Dataset excerpts.
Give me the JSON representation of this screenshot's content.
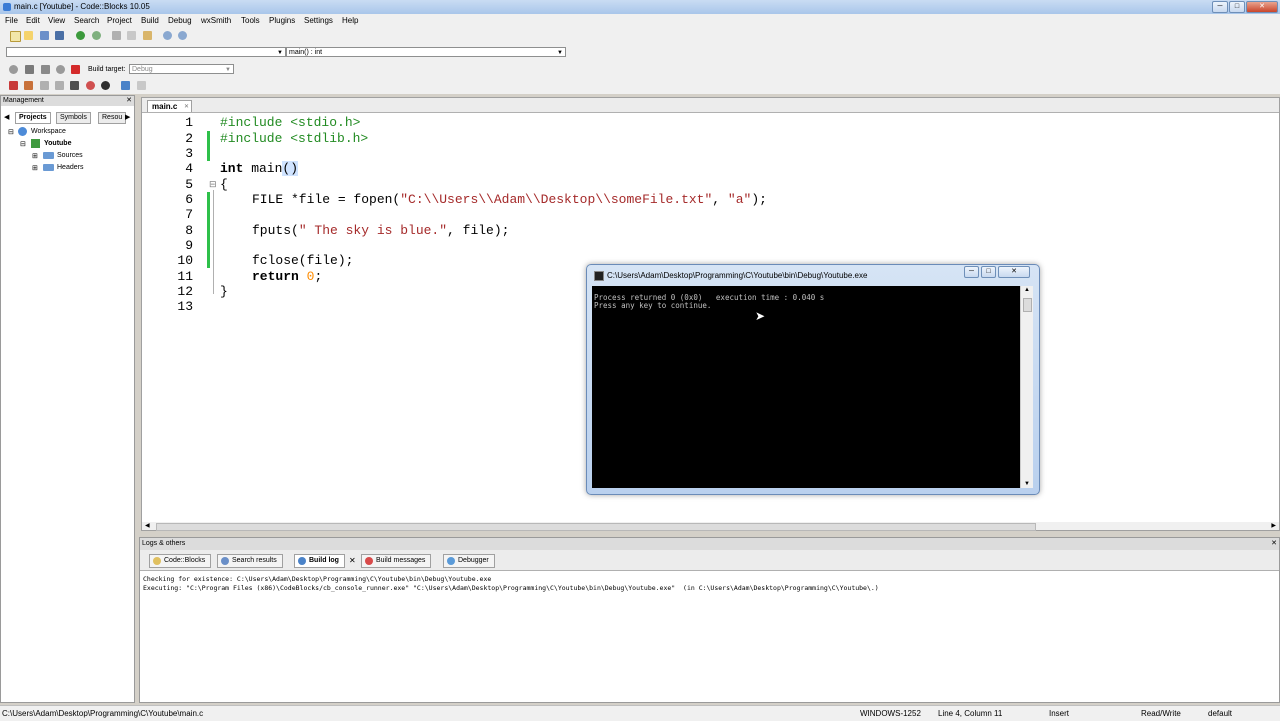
{
  "window": {
    "title": "main.c [Youtube] - Code::Blocks 10.05",
    "minimize": "─",
    "maximize": "□",
    "close": "✕"
  },
  "menu": [
    "File",
    "Edit",
    "View",
    "Search",
    "Project",
    "Build",
    "Debug",
    "wxSmith",
    "Tools",
    "Plugins",
    "Settings",
    "Help"
  ],
  "toolbar": {
    "scope_combo": "",
    "function_combo": "main() : int",
    "build_target_label": "Build target:",
    "build_target_value": "Debug"
  },
  "management": {
    "title": "Management",
    "close": "✕",
    "tabs": [
      "Projects",
      "Symbols",
      "Resou"
    ],
    "tree": {
      "workspace": "Workspace",
      "project": "Youtube",
      "sources": "Sources",
      "headers": "Headers"
    }
  },
  "editor": {
    "file_tab": "main.c",
    "file_tab_close": "✕",
    "line_numbers": [
      "1",
      "2",
      "3",
      "4",
      "5",
      "6",
      "7",
      "8",
      "9",
      "10",
      "11",
      "12",
      "13"
    ],
    "lines": {
      "l1": "#include <stdio.h>",
      "l2": "#include <stdlib.h>",
      "l4_kw": "int",
      "l4_rest": " main",
      "l4_paren": "()",
      "l5": "{",
      "l6_a": "FILE *file = fopen(",
      "l6_s1": "\"C:\\\\Users\\\\Adam\\\\Desktop\\\\someFile.txt\"",
      "l6_b": ", ",
      "l6_s2": "\"a\"",
      "l6_c": ");",
      "l8_a": "fputs(",
      "l8_s": "\" The sky is blue.\"",
      "l8_b": ", file);",
      "l10": "fclose(file);",
      "l11_kw": "return",
      "l11_num": "0",
      "l11_end": ";",
      "l12": "}"
    }
  },
  "console": {
    "title": "C:\\Users\\Adam\\Desktop\\Programming\\C\\Youtube\\bin\\Debug\\Youtube.exe",
    "line1": "Process returned 0 (0x0)   execution time : 0.040 s",
    "line2": "Press any key to continue."
  },
  "logs": {
    "title": "Logs & others",
    "close": "✕",
    "tabs": [
      "Code::Blocks",
      "Search results",
      "Build log",
      "Build messages",
      "Debugger"
    ],
    "active_tab": "Build log",
    "lines": [
      "Checking for existence: C:\\Users\\Adam\\Desktop\\Programming\\C\\Youtube\\bin\\Debug\\Youtube.exe",
      "Executing: \"C:\\Program Files (x86)\\CodeBlocks/cb_console_runner.exe\" \"C:\\Users\\Adam\\Desktop\\Programming\\C\\Youtube\\bin\\Debug\\Youtube.exe\"  (in C:\\Users\\Adam\\Desktop\\Programming\\C\\Youtube\\.)"
    ]
  },
  "status": {
    "path": "C:\\Users\\Adam\\Desktop\\Programming\\C\\Youtube\\main.c",
    "encoding": "WINDOWS-1252",
    "position": "Line 4, Column 11",
    "mode": "Insert",
    "access": "Read/Write",
    "theme": "default"
  },
  "colors": {
    "accent": "#3a7bd5",
    "green_marker": "#2ec04a",
    "string": "#a52a2a",
    "preproc": "#228b22",
    "number": "#ff8c00"
  }
}
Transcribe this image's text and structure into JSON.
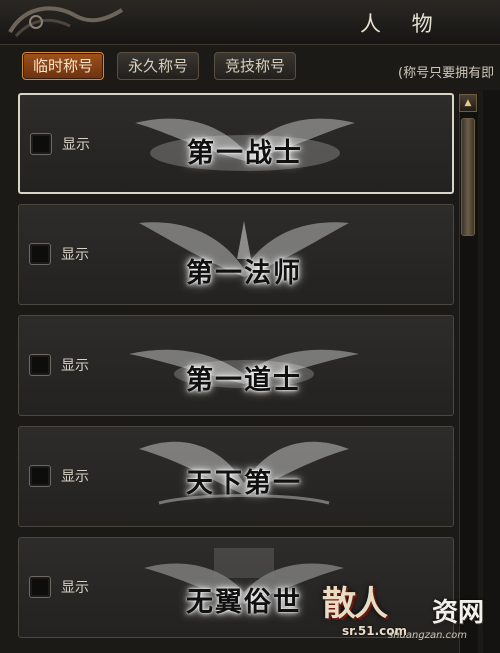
{
  "window": {
    "title": "人 物"
  },
  "tabs": [
    {
      "label": "临时称号",
      "active": true
    },
    {
      "label": "永久称号",
      "active": false
    },
    {
      "label": "竞技称号",
      "active": false
    }
  ],
  "hint_text": "(称号只要拥有即",
  "rows": [
    {
      "show_label": "显示",
      "title": "第一战士",
      "checked": false,
      "selected": true
    },
    {
      "show_label": "显示",
      "title": "第一法师",
      "checked": false,
      "selected": false
    },
    {
      "show_label": "显示",
      "title": "第一道士",
      "checked": false,
      "selected": false
    },
    {
      "show_label": "显示",
      "title": "天下第一",
      "checked": false,
      "selected": false
    },
    {
      "show_label": "显示",
      "title": "无翼俗世",
      "checked": false,
      "selected": false
    }
  ],
  "watermark": {
    "logo": "散人",
    "site": "资网",
    "url": "sr.51.com",
    "url2": "shuangzan.com"
  },
  "colors": {
    "accent_tab": "#a0511c",
    "panel_bg": "#2d2c2a",
    "border": "#4a4740"
  }
}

Problem details. Count the lines in the records above that contain the word "main", and reply with only that number.

Correct result. 5